• **TEXT SHOWN**
Human Rights Protections Only Extend to "Enumerated Groups"

  1. In our practice we often encounter people who believe that their human rights were violated because someone has treated them badly, shouted at them, fired them from their jobs, spread rumours about them, overcharged them for something, etc.  Whether we are acting for Respondents (Defendants), or for Applicants (Plaintiffs), we always test the evidence to determine if there is a nexus between the conduct that is being complained of and the specific protections offered by the Human Rights Code.

The Human Rights Code has a very narrow area of jurisdiction.  It applies solely to people who are members of an enumerated group (or an analogous group), and to discrimination or harassment that occurs on an enumerated ground.  The enumerated grounds are:

  1. race
  2. ancestry
  3. place of origin
  4. colour
  5. ethnic origin
  6. citizenship
  7. creed
  8. sex
  9. sexual orientation
  10. age
  11. marital status
  12. family status
  13. disability
  14. receipt of public assistance (in limited contexts)
  15. record of offences (in limited contexts)

If an instance of bad treatment does not relate to one of these grounds or an analogous ground, then the Human Rights Code holds no remedy for the individual.  There may be remedies available for non-discriminatory harassment or bad treatment in other legal forums, but not before the Human Rights Tribunal.

The Human Rights Code Applies to Condominiums

  1. Even though condo boards and management companies are private entities (non-governmental corporations) they are still subject to the Human Rights Code.  The Code provides that individuals are entitled to be free from discrimination in respect of “goods, services, facilities” and with respect to “occupancy of accommodation.”i  The Code also provides that individuals are entitled to be free from discrimination with respect to contracts.

These areas of protection under the Human Rights Code will cover nearly everything done by a condo board or management company, from making decisions about employees, to making rules and regulations for owners/residents.

The Human Rights Tribunal is an Adversarial Court-Type Body that Issues Enforceable Orders

  1. Prior to June 2008 the Human Rights Commission (as opposed to the Human Rights Tribunal) had jurisdiction over the Human Rights Code in Ontario.  The Commission made the ultimate decision about which human rights matters would be permitted to proceed to a hearing on the merits.  In this respect the Commission was a “gatekeeper” for the human rights system.  The Commission’s process was collaborative and extremely lengthy.  Cases could take up to 6 years to resolve.

The Human Rights Tribunal of Ontario, which took over from the Commission in 2008, has a more adversarial process, and also features a “direct access” model.  Direct access means that anyone can file an Application directly with the Tribunal.  Compared to the Commission, the Tribunal has very little power to do any gate-keeping regarding Applications that lack merit.  What this means for Respondents is that there are very limited options for quickly and inexpensively dealing with an Application where that Application has met a minimum standard of thoroughness and jurisdictional compliance.

• **STATED PROBLEM**
In the text on the Human Rights Code, what does "direct access" mean? The data that comes next is separate material and has no link to the text on human rights.

• **RAW DATA**

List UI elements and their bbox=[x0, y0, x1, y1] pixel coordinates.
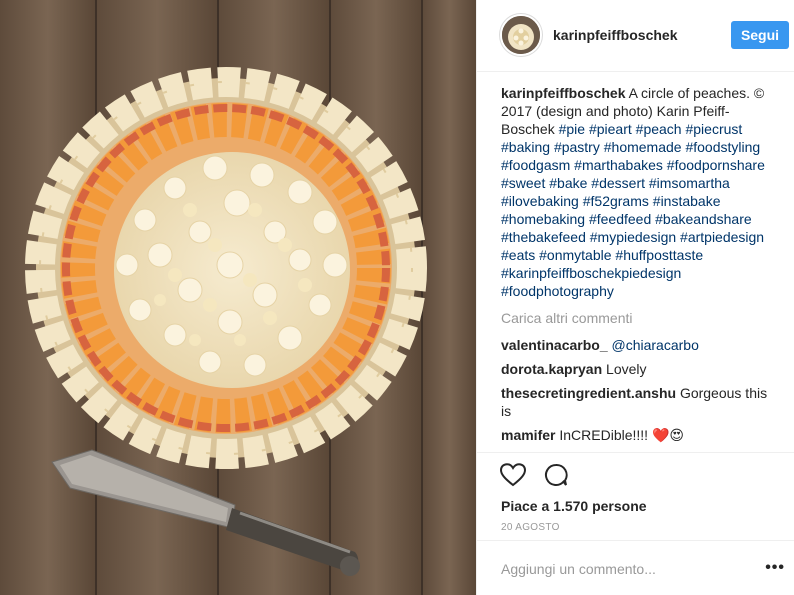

• **RESPONSE TO THE EXERCISE**
Direct access means that anyone can file an Application directly with the Tribunal.